In the data below, find every line that has the string "linear", and copy it.

Extracted records
=====
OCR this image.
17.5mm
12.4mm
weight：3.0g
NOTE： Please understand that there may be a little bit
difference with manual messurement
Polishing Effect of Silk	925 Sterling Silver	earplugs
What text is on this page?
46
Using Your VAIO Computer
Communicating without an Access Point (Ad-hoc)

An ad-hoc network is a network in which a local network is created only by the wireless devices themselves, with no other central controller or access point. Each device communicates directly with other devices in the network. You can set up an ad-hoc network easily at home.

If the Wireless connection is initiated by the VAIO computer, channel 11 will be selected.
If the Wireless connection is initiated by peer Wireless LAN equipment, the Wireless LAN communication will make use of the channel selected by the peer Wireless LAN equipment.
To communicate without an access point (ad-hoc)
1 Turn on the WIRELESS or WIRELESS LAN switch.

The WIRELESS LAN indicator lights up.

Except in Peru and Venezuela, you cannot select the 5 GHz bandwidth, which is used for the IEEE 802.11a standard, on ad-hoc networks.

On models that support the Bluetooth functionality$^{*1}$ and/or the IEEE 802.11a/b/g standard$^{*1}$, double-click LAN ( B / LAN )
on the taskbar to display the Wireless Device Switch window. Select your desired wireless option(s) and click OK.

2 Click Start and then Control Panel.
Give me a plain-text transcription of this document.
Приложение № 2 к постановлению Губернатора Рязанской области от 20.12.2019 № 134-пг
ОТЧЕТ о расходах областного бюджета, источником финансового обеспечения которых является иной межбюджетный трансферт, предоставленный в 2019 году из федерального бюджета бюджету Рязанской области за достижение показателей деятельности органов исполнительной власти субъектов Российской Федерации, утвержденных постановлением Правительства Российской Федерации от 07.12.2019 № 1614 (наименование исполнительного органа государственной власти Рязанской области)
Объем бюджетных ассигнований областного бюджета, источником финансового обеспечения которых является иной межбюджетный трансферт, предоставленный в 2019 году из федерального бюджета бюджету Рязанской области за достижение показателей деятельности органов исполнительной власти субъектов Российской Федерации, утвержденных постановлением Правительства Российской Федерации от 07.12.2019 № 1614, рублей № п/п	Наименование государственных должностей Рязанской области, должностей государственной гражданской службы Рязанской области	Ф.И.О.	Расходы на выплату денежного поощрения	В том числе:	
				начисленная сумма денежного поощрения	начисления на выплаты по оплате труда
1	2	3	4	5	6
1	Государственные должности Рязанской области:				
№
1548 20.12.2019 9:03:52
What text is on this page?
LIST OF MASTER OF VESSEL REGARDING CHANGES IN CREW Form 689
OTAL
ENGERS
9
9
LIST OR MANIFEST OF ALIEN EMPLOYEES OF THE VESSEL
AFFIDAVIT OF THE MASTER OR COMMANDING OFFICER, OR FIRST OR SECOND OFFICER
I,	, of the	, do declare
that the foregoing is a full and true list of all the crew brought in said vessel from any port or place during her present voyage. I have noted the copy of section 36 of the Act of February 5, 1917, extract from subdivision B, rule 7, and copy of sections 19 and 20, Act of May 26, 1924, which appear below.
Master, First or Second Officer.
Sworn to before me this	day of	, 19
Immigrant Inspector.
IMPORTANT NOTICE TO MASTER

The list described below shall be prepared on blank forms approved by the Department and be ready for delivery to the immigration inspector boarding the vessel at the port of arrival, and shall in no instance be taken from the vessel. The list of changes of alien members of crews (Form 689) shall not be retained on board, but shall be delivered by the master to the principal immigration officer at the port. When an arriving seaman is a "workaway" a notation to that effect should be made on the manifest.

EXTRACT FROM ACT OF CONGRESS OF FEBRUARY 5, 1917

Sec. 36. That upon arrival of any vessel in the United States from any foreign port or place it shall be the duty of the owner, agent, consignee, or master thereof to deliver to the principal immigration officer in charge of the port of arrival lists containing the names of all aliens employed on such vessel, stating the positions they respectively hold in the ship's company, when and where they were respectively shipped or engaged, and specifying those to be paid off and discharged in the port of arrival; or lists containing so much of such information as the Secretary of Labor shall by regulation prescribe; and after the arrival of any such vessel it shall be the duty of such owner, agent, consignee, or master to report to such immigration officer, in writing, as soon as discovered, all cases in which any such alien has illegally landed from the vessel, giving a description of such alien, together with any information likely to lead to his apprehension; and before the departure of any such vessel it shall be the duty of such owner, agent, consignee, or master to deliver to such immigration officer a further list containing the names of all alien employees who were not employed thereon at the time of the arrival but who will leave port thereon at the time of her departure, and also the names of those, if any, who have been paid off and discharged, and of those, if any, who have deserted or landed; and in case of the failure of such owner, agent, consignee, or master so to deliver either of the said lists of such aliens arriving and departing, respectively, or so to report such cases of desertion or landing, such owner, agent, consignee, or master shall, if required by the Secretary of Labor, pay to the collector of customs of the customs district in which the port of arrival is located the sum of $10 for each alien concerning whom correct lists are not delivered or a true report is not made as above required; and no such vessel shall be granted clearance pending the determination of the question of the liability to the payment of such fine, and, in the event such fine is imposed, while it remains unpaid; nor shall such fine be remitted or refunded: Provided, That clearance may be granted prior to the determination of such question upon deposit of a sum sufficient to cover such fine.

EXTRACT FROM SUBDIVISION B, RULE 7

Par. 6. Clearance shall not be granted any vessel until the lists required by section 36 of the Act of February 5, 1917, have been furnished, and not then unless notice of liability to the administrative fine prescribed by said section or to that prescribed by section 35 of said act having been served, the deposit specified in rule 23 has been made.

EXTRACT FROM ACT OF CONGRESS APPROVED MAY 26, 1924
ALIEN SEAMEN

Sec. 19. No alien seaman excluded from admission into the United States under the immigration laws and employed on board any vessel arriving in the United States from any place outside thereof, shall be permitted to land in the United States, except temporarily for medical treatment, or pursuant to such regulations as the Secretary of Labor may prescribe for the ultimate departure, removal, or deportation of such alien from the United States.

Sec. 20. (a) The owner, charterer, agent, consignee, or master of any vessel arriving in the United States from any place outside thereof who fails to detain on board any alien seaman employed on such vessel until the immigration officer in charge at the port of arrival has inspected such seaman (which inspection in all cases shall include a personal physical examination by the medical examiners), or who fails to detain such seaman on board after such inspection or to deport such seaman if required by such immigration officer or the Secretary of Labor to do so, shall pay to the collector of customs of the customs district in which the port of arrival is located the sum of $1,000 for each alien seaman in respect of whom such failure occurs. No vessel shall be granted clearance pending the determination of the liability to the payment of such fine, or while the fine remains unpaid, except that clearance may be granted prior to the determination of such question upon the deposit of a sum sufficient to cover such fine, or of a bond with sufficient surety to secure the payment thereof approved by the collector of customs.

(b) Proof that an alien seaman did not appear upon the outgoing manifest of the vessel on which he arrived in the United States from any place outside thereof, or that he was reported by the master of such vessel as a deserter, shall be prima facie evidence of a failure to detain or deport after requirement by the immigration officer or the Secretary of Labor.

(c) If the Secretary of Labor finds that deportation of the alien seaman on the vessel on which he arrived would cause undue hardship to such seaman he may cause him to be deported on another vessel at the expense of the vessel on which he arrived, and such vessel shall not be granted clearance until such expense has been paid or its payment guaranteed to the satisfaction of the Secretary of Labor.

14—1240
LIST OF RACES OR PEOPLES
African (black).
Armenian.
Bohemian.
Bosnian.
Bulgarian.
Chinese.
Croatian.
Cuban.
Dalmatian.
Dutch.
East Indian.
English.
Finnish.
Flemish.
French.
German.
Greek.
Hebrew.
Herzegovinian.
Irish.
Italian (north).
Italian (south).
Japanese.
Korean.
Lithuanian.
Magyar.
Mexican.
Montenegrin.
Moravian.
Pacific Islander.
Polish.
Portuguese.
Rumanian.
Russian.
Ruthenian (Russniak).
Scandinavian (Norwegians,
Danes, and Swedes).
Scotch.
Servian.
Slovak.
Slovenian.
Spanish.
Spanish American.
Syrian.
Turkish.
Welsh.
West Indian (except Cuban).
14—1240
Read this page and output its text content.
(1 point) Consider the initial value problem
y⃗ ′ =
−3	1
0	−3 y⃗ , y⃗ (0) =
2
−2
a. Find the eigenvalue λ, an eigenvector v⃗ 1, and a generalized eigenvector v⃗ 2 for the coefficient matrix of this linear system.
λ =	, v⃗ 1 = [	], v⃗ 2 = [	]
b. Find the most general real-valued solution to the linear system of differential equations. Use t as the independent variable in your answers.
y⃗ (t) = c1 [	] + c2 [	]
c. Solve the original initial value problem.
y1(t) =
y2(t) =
=====
» **Task result**
a. Find the eigenvalue λ, an eigenvector v⃗ 1, and a generalized eigenvector v⃗ 2 for the coefficient matrix of this linear system.
b. Find the most general real-valued solution to the linear system of differential equations. Use t as the independent variable in your answers.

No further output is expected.